>> Start INPUT

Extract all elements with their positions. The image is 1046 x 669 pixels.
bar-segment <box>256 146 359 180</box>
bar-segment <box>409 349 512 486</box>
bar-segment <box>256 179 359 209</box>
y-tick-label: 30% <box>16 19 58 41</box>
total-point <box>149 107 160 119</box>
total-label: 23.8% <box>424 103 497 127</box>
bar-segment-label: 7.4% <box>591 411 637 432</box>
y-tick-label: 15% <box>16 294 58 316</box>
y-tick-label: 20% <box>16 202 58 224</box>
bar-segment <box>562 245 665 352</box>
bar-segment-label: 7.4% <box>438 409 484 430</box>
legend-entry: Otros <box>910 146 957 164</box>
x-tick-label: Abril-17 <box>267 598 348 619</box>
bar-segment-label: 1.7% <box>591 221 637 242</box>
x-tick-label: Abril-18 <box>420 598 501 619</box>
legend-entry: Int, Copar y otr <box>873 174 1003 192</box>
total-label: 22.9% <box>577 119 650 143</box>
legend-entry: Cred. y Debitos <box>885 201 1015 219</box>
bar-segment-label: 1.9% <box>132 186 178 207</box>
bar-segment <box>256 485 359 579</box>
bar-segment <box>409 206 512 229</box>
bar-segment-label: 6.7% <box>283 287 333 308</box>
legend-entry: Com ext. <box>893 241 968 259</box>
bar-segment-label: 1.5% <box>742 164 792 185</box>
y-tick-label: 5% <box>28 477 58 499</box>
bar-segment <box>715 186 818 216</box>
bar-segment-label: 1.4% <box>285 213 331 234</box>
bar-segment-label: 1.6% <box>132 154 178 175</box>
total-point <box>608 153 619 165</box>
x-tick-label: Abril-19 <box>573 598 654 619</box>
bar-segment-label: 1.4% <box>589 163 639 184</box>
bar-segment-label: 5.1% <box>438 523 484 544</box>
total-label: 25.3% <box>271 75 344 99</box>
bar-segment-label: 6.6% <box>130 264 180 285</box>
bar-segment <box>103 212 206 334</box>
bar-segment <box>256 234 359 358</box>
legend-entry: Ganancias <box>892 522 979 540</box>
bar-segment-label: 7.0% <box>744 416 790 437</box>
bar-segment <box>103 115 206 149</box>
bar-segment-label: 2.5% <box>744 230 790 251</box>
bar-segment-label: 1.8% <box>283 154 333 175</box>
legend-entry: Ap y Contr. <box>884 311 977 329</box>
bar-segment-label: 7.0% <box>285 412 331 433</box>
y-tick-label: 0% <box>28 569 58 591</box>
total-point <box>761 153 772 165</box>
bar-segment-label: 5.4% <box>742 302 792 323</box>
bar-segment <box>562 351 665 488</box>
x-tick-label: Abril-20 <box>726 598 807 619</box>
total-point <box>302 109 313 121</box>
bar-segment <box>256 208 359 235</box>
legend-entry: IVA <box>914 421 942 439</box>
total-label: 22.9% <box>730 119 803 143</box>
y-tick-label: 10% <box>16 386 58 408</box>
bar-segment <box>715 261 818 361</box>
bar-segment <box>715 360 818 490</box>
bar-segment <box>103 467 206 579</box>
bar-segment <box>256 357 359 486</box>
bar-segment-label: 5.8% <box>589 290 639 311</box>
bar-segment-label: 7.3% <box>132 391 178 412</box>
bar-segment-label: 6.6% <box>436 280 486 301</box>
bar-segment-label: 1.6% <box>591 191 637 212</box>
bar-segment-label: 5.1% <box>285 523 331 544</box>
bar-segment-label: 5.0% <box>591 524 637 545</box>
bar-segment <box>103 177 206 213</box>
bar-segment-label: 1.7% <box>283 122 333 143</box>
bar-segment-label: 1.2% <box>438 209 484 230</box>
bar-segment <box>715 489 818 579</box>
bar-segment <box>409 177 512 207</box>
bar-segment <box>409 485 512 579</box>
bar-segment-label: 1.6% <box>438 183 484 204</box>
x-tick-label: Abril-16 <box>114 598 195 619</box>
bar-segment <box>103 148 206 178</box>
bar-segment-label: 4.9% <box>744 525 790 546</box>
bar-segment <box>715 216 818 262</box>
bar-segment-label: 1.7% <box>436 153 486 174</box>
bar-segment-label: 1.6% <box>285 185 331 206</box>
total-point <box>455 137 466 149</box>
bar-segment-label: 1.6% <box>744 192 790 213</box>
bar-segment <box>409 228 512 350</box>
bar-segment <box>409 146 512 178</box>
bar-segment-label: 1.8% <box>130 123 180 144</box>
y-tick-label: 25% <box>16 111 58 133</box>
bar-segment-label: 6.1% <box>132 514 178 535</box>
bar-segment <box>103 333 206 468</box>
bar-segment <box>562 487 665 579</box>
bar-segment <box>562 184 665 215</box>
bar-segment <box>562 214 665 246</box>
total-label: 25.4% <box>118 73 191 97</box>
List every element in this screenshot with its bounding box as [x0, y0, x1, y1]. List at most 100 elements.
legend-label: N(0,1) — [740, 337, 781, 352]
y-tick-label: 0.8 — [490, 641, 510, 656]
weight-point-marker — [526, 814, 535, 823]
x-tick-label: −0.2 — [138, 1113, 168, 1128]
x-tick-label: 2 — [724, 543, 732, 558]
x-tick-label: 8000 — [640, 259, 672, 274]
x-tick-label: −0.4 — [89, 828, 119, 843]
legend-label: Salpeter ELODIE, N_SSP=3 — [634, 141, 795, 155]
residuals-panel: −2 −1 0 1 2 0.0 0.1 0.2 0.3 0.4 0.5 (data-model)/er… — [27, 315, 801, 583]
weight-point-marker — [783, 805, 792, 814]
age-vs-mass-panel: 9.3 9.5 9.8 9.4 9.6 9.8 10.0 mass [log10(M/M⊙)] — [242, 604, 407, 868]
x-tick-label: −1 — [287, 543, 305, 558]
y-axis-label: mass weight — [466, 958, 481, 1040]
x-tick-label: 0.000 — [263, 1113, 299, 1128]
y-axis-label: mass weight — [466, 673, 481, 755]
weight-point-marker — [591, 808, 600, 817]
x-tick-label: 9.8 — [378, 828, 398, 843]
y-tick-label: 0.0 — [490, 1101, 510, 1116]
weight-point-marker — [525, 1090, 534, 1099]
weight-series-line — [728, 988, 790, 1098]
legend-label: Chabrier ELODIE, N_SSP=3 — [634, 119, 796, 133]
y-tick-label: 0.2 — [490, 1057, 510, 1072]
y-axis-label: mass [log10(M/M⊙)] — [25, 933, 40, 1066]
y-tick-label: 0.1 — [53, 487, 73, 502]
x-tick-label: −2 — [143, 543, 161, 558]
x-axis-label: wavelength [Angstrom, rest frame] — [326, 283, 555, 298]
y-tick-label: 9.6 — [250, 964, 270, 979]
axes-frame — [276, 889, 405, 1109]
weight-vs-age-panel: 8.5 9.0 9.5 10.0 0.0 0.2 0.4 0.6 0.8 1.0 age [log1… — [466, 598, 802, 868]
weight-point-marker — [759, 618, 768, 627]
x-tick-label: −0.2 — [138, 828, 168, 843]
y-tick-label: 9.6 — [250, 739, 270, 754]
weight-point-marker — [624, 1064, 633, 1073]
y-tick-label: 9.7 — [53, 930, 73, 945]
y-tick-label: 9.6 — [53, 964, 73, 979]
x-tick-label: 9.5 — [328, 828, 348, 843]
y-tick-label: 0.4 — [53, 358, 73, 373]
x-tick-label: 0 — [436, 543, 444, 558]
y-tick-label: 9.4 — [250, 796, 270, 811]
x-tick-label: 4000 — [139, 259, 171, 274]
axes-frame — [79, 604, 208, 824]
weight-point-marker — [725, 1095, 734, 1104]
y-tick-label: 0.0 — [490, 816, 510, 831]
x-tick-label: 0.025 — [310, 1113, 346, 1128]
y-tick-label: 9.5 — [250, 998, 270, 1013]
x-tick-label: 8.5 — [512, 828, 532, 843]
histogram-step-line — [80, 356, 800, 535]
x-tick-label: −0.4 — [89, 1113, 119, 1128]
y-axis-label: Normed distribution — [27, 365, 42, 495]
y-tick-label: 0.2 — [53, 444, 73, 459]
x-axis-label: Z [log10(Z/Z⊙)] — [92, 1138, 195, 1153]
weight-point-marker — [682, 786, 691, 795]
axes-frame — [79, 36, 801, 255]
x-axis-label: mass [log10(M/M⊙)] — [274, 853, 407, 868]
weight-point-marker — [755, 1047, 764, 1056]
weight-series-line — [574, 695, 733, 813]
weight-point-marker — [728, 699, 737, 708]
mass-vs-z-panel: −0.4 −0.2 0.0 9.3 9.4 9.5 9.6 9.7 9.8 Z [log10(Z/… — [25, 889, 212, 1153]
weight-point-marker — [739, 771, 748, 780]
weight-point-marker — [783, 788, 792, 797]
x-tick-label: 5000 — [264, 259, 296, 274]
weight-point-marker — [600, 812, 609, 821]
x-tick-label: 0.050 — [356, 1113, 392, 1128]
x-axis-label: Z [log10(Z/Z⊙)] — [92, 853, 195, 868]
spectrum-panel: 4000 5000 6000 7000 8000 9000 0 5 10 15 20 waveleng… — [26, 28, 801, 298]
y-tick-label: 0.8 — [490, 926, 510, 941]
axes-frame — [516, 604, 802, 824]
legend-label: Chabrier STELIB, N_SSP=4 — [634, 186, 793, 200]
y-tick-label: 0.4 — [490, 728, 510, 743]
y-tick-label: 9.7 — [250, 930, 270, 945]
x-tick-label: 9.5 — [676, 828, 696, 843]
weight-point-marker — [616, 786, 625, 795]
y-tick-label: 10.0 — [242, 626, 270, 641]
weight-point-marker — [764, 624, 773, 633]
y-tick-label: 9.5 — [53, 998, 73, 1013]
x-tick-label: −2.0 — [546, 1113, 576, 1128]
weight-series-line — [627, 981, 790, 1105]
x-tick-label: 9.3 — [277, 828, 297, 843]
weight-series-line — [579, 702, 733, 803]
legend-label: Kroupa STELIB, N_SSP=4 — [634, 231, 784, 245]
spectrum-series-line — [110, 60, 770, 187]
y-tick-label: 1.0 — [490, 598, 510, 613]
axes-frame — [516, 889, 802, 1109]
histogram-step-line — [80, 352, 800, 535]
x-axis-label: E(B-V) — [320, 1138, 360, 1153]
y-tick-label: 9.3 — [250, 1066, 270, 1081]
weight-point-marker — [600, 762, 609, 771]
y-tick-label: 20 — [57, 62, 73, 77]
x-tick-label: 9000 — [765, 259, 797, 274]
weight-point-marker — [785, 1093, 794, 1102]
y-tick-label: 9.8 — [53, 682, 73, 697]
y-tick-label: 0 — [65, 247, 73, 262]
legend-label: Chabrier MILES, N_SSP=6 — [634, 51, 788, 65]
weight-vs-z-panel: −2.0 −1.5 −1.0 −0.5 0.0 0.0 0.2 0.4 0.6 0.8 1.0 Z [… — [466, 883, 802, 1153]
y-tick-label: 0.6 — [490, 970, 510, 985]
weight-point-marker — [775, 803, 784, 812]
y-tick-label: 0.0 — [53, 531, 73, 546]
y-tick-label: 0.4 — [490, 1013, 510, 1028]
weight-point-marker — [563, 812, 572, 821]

>> End INPUT

Format the items as a numbered list, beginning at their first line and ending with the line that contains "bar-segment-label: 5.4% <box>742", and leave out any blank lines.

1. Extract all elements with their positions. The image is 1046 x 669 pixels.
2. bar-segment <box>256 146 359 180</box>
3. bar-segment <box>409 349 512 486</box>
4. bar-segment <box>256 179 359 209</box>
5. y-tick-label: 30% <box>16 19 58 41</box>
6. total-point <box>149 107 160 119</box>
7. total-label: 23.8% <box>424 103 497 127</box>
8. bar-segment-label: 7.4% <box>591 411 637 432</box>
9. y-tick-label: 15% <box>16 294 58 316</box>
10. y-tick-label: 20% <box>16 202 58 224</box>
11. bar-segment <box>562 245 665 352</box>
12. bar-segment-label: 7.4% <box>438 409 484 430</box>
13. legend-entry: Otros <box>910 146 957 164</box>
14. x-tick-label: Abril-17 <box>267 598 348 619</box>
15. bar-segment-label: 1.7% <box>591 221 637 242</box>
16. x-tick-label: Abril-18 <box>420 598 501 619</box>
17. legend-entry: Int, Copar y otr <box>873 174 1003 192</box>
18. total-label: 22.9% <box>577 119 650 143</box>
19. legend-entry: Cred. y Debitos <box>885 201 1015 219</box>
20. bar-segment-label: 1.9% <box>132 186 178 207</box>
21. bar-segment <box>256 485 359 579</box>
22. bar-segment <box>409 206 512 229</box>
23. bar-segment-label: 6.7% <box>283 287 333 308</box>
24. legend-entry: Com ext. <box>893 241 968 259</box>
25. bar-segment-label: 1.5% <box>742 164 792 185</box>
26. y-tick-label: 5% <box>28 477 58 499</box>
27. bar-segment <box>715 186 818 216</box>
28. bar-segment-label: 1.4% <box>285 213 331 234</box>
29. bar-segment-label: 1.6% <box>132 154 178 175</box>
30. total-point <box>608 153 619 165</box>
31. x-tick-label: Abril-19 <box>573 598 654 619</box>
32. bar-segment-label: 1.4% <box>589 163 639 184</box>
33. bar-segment-label: 5.1% <box>438 523 484 544</box>
34. total-label: 25.3% <box>271 75 344 99</box>
35. bar-segment-label: 6.6% <box>130 264 180 285</box>
36. bar-segment <box>103 212 206 334</box>
37. bar-segment <box>256 234 359 358</box>
38. legend-entry: Ganancias <box>892 522 979 540</box>
39. bar-segment-label: 7.0% <box>744 416 790 437</box>
40. bar-segment <box>103 115 206 149</box>
41. bar-segment-label: 2.5% <box>744 230 790 251</box>
42. bar-segment-label: 1.8% <box>283 154 333 175</box>
43. legend-entry: Ap y Contr. <box>884 311 977 329</box>
44. bar-segment-label: 7.0% <box>285 412 331 433</box>
45. y-tick-label: 0% <box>28 569 58 591</box>
46. total-point <box>761 153 772 165</box>
47. bar-segment-label: 5.4% <box>742 302 792 323</box>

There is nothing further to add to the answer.